╭─ Supplied data

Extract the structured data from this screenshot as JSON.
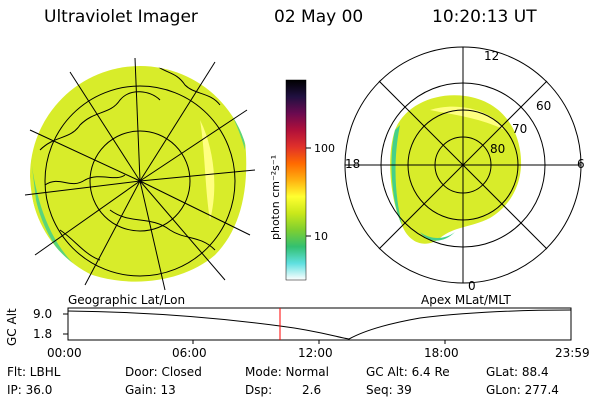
{
  "header": {
    "instrument": "Ultraviolet Imager",
    "date": "02 May 00",
    "time": "10:20:13 UT"
  },
  "colorbar": {
    "unit_label": "photon cm⁻²s⁻¹",
    "ticks": [
      "100",
      "10"
    ],
    "colors": [
      "#ffffff",
      "#5fe0e0",
      "#33c070",
      "#7fcf30",
      "#c9e81a",
      "#ffff30",
      "#ffb010",
      "#ff6a00",
      "#e0302a",
      "#b0103a",
      "#6a0a50",
      "#201040",
      "#000000"
    ]
  },
  "left_map": {
    "caption": "Geographic Lat/Lon",
    "aurora_colors": {
      "main": "#d8ec2a",
      "edge": "#44d08a",
      "bright": "#ffff80",
      "coast": "#000000"
    }
  },
  "right_map": {
    "caption": "Apex MLat/MLT",
    "mlt_labels": {
      "top": "12",
      "bottom": "0",
      "left": "18",
      "right": "6"
    },
    "lat_labels": [
      "60",
      "70",
      "80"
    ]
  },
  "orbit_plot": {
    "ylabel": "GC Alt",
    "y_ticks": [
      "9.0",
      "1.8"
    ],
    "x_ticks": [
      "00:00",
      "06:00",
      "12:00",
      "18:00",
      "23:59"
    ],
    "current_time_marker": "10:20",
    "marker_color": "#ff0000"
  },
  "info": {
    "row1": {
      "flt": "Flt: LBHL",
      "door": "Door: Closed",
      "mode": "Mode: Normal",
      "gc_alt": "GC Alt: 6.4 Re",
      "glat": "GLat: 88.4"
    },
    "row2": {
      "ip": "IP: 36.0",
      "gain": "Gain: 13",
      "dsp_label": "Dsp:",
      "dsp_value": "2.6",
      "seq": "Seq: 39",
      "glon": "GLon: 277.4"
    }
  }
}
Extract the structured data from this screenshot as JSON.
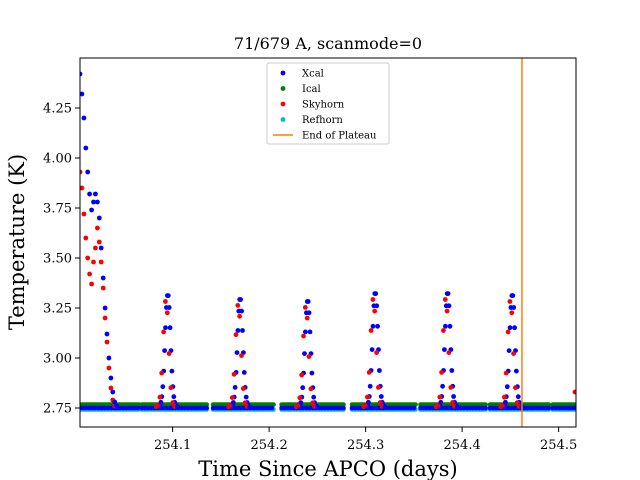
{
  "chart_data": {
    "type": "scatter",
    "title": "71/679 A, scanmode=0",
    "xlabel": "Time Since APCO (days)",
    "ylabel": "Temperature (K)",
    "xlim": [
      254.004,
      254.518
    ],
    "ylim": [
      2.655,
      4.5
    ],
    "xticks": [
      254.1,
      254.2,
      254.3,
      254.4,
      254.5
    ],
    "xtick_labels": [
      "254.1",
      "254.2",
      "254.3",
      "254.4",
      "254.5"
    ],
    "yticks": [
      2.75,
      3.0,
      3.25,
      3.5,
      3.75,
      4.0,
      4.25
    ],
    "ytick_labels": [
      "2.75",
      "3.00",
      "3.25",
      "3.50",
      "3.75",
      "4.00",
      "4.25"
    ],
    "legend_position": "top-center",
    "series": [
      {
        "name": "Xcal",
        "color": "#0000ff",
        "marker": "dot"
      },
      {
        "name": "Ical",
        "color": "#008000",
        "marker": "dot"
      },
      {
        "name": "Skyhorn",
        "color": "#ff0000",
        "marker": "dot"
      },
      {
        "name": "Refhorn",
        "color": "#00bfbf",
        "marker": "dot"
      },
      {
        "name": "End of Plateau",
        "color": "#ff7f0e",
        "marker": "line",
        "x": 254.462
      }
    ],
    "plateau_segments": [
      [
        254.004,
        254.066
      ],
      [
        254.068,
        254.136
      ],
      [
        254.142,
        254.205
      ],
      [
        254.213,
        254.278
      ],
      [
        254.286,
        254.353
      ],
      [
        254.357,
        254.425
      ],
      [
        254.429,
        254.49
      ],
      [
        254.494,
        254.518
      ]
    ],
    "plateau_level": 2.755,
    "initial_decay": {
      "xcal": [
        [
          254.004,
          4.42
        ],
        [
          254.006,
          4.32
        ],
        [
          254.008,
          4.2
        ],
        [
          254.01,
          4.05
        ],
        [
          254.012,
          3.93
        ],
        [
          254.014,
          3.82
        ],
        [
          254.016,
          3.74
        ],
        [
          254.018,
          3.78
        ],
        [
          254.02,
          3.82
        ],
        [
          254.022,
          3.78
        ],
        [
          254.024,
          3.7
        ],
        [
          254.026,
          3.55
        ],
        [
          254.028,
          3.4
        ],
        [
          254.03,
          3.25
        ],
        [
          254.032,
          3.12
        ],
        [
          254.034,
          3.0
        ],
        [
          254.036,
          2.9
        ],
        [
          254.038,
          2.83
        ],
        [
          254.04,
          2.78
        ],
        [
          254.042,
          2.76
        ]
      ],
      "skyhorn": [
        [
          254.004,
          3.93
        ],
        [
          254.006,
          3.85
        ],
        [
          254.008,
          3.72
        ],
        [
          254.01,
          3.6
        ],
        [
          254.012,
          3.5
        ],
        [
          254.014,
          3.42
        ],
        [
          254.016,
          3.37
        ],
        [
          254.018,
          3.48
        ],
        [
          254.02,
          3.55
        ],
        [
          254.022,
          3.65
        ],
        [
          254.024,
          3.58
        ],
        [
          254.026,
          3.48
        ],
        [
          254.028,
          3.35
        ],
        [
          254.03,
          3.2
        ],
        [
          254.032,
          3.08
        ],
        [
          254.034,
          2.95
        ],
        [
          254.036,
          2.85
        ],
        [
          254.038,
          2.79
        ],
        [
          254.04,
          2.76
        ]
      ]
    },
    "peaks": [
      {
        "x": 254.095,
        "ypeak": 3.32,
        "spread": 0.02
      },
      {
        "x": 254.17,
        "ypeak": 3.3,
        "spread": 0.02
      },
      {
        "x": 254.24,
        "ypeak": 3.29,
        "spread": 0.02
      },
      {
        "x": 254.31,
        "ypeak": 3.33,
        "spread": 0.02
      },
      {
        "x": 254.385,
        "ypeak": 3.33,
        "spread": 0.02
      },
      {
        "x": 254.452,
        "ypeak": 3.32,
        "spread": 0.02
      }
    ],
    "tail_point": {
      "x": 254.518,
      "y": 2.83
    }
  }
}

╰─

§ Challenge
Repeat each entry precisely as it appears. Leave the pictures out.

§ Response to the task
Extract the structured data from this screenshot as JSON.
{
  "header": {
    "instrument": "Ultraviolet Imager",
    "date": "02 May 00",
    "time": "10:20:13 UT"
  },
  "colorbar": {
    "unit_label": "photon cm⁻²s⁻¹",
    "ticks": [
      "100",
      "10"
    ],
    "colors": [
      "#ffffff",
      "#5fe0e0",
      "#33c070",
      "#7fcf30",
      "#c9e81a",
      "#ffff30",
      "#ffb010",
      "#ff6a00",
      "#e0302a",
      "#b0103a",
      "#6a0a50",
      "#201040",
      "#000000"
    ]
  },
  "left_map": {
    "caption": "Geographic Lat/Lon",
    "aurora_colors": {
      "main": "#d8ec2a",
      "edge": "#44d08a",
      "bright": "#ffff80",
      "coast": "#000000"
    }
  },
  "right_map": {
    "caption": "Apex MLat/MLT",
    "mlt_labels": {
      "top": "12",
      "bottom": "0",
      "left": "18",
      "right": "6"
    },
    "lat_labels": [
      "60",
      "70",
      "80"
    ]
  },
  "orbit_plot": {
    "ylabel": "GC Alt",
    "y_ticks": [
      "9.0",
      "1.8"
    ],
    "x_ticks": [
      "00:00",
      "06:00",
      "12:00",
      "18:00",
      "23:59"
    ],
    "current_time_marker": "10:20",
    "marker_color": "#ff0000"
  },
  "info": {
    "row1": {
      "flt": "Flt: LBHL",
      "door": "Door: Closed",
      "mode": "Mode: Normal",
      "gc_alt": "GC Alt: 6.4 Re",
      "glat": "GLat: 88.4"
    },
    "row2": {
      "ip": "IP: 36.0",
      "gain": "Gain: 13",
      "dsp_label": "Dsp:",
      "dsp_value": "2.6",
      "seq": "Seq: 39",
      "glon": "GLon: 277.4"
    }
  }
}
Extract the structured data from this screenshot as JSON.
{
  "chart_data": {
    "type": "scatter",
    "title": "71/679 A, scanmode=0",
    "xlabel": "Time Since APCO (days)",
    "ylabel": "Temperature (K)",
    "xlim": [
      254.004,
      254.518
    ],
    "ylim": [
      2.655,
      4.5
    ],
    "xticks": [
      254.1,
      254.2,
      254.3,
      254.4,
      254.5
    ],
    "xtick_labels": [
      "254.1",
      "254.2",
      "254.3",
      "254.4",
      "254.5"
    ],
    "yticks": [
      2.75,
      3.0,
      3.25,
      3.5,
      3.75,
      4.0,
      4.25
    ],
    "ytick_labels": [
      "2.75",
      "3.00",
      "3.25",
      "3.50",
      "3.75",
      "4.00",
      "4.25"
    ],
    "legend_position": "top-center",
    "series": [
      {
        "name": "Xcal",
        "color": "#0000ff",
        "marker": "dot"
      },
      {
        "name": "Ical",
        "color": "#008000",
        "marker": "dot"
      },
      {
        "name": "Skyhorn",
        "color": "#ff0000",
        "marker": "dot"
      },
      {
        "name": "Refhorn",
        "color": "#00bfbf",
        "marker": "dot"
      },
      {
        "name": "End of Plateau",
        "color": "#ff7f0e",
        "marker": "line",
        "x": 254.462
      }
    ],
    "plateau_segments": [
      [
        254.004,
        254.066
      ],
      [
        254.068,
        254.136
      ],
      [
        254.142,
        254.205
      ],
      [
        254.213,
        254.278
      ],
      [
        254.286,
        254.353
      ],
      [
        254.357,
        254.425
      ],
      [
        254.429,
        254.49
      ],
      [
        254.494,
        254.518
      ]
    ],
    "plateau_level": 2.755,
    "initial_decay": {
      "xcal": [
        [
          254.004,
          4.42
        ],
        [
          254.006,
          4.32
        ],
        [
          254.008,
          4.2
        ],
        [
          254.01,
          4.05
        ],
        [
          254.012,
          3.93
        ],
        [
          254.014,
          3.82
        ],
        [
          254.016,
          3.74
        ],
        [
          254.018,
          3.78
        ],
        [
          254.02,
          3.82
        ],
        [
          254.022,
          3.78
        ],
        [
          254.024,
          3.7
        ],
        [
          254.026,
          3.55
        ],
        [
          254.028,
          3.4
        ],
        [
          254.03,
          3.25
        ],
        [
          254.032,
          3.12
        ],
        [
          254.034,
          3.0
        ],
        [
          254.036,
          2.9
        ],
        [
          254.038,
          2.83
        ],
        [
          254.04,
          2.78
        ],
        [
          254.042,
          2.76
        ]
      ],
      "skyhorn": [
        [
          254.004,
          3.93
        ],
        [
          254.006,
          3.85
        ],
        [
          254.008,
          3.72
        ],
        [
          254.01,
          3.6
        ],
        [
          254.012,
          3.5
        ],
        [
          254.014,
          3.42
        ],
        [
          254.016,
          3.37
        ],
        [
          254.018,
          3.48
        ],
        [
          254.02,
          3.55
        ],
        [
          254.022,
          3.65
        ],
        [
          254.024,
          3.58
        ],
        [
          254.026,
          3.48
        ],
        [
          254.028,
          3.35
        ],
        [
          254.03,
          3.2
        ],
        [
          254.032,
          3.08
        ],
        [
          254.034,
          2.95
        ],
        [
          254.036,
          2.85
        ],
        [
          254.038,
          2.79
        ],
        [
          254.04,
          2.76
        ]
      ]
    },
    "peaks": [
      {
        "x": 254.095,
        "ypeak": 3.32,
        "spread": 0.02
      },
      {
        "x": 254.17,
        "ypeak": 3.3,
        "spread": 0.02
      },
      {
        "x": 254.24,
        "ypeak": 3.29,
        "spread": 0.02
      },
      {
        "x": 254.31,
        "ypeak": 3.33,
        "spread": 0.02
      },
      {
        "x": 254.385,
        "ypeak": 3.33,
        "spread": 0.02
      },
      {
        "x": 254.452,
        "ypeak": 3.32,
        "spread": 0.02
      }
    ],
    "tail_point": {
      "x": 254.518,
      "y": 2.83
    }
  }
}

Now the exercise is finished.